Figure content listings
_____

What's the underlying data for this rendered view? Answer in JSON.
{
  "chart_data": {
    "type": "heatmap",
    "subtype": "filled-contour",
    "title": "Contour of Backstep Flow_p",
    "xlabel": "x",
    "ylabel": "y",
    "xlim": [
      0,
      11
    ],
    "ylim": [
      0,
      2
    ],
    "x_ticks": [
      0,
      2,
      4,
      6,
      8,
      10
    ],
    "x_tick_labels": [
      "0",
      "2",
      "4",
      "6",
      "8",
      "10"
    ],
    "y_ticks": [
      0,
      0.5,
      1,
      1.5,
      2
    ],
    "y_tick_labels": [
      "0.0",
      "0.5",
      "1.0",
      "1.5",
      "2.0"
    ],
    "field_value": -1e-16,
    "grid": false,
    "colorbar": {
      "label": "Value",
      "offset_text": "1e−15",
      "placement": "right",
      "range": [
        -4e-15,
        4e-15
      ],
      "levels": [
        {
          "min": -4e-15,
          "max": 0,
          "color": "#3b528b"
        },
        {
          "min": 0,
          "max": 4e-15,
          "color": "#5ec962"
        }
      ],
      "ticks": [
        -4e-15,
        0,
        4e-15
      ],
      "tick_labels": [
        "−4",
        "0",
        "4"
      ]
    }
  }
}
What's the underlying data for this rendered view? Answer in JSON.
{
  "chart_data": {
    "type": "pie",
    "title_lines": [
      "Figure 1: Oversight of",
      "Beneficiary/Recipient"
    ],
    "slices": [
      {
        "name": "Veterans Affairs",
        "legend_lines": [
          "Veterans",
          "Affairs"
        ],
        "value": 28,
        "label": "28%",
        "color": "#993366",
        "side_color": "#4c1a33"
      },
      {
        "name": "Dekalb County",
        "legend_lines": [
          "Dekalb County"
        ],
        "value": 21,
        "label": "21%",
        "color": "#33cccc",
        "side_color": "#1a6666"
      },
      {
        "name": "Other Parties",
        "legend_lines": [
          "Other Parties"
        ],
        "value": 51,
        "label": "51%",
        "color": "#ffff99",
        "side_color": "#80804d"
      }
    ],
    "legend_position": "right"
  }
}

_____

GOAL
Show all lines in the entries above where the word "name" appears.

RESPONSE
        "name": "Veterans Affairs",
        "name": "Dekalb County",
        "name": "Other Parties",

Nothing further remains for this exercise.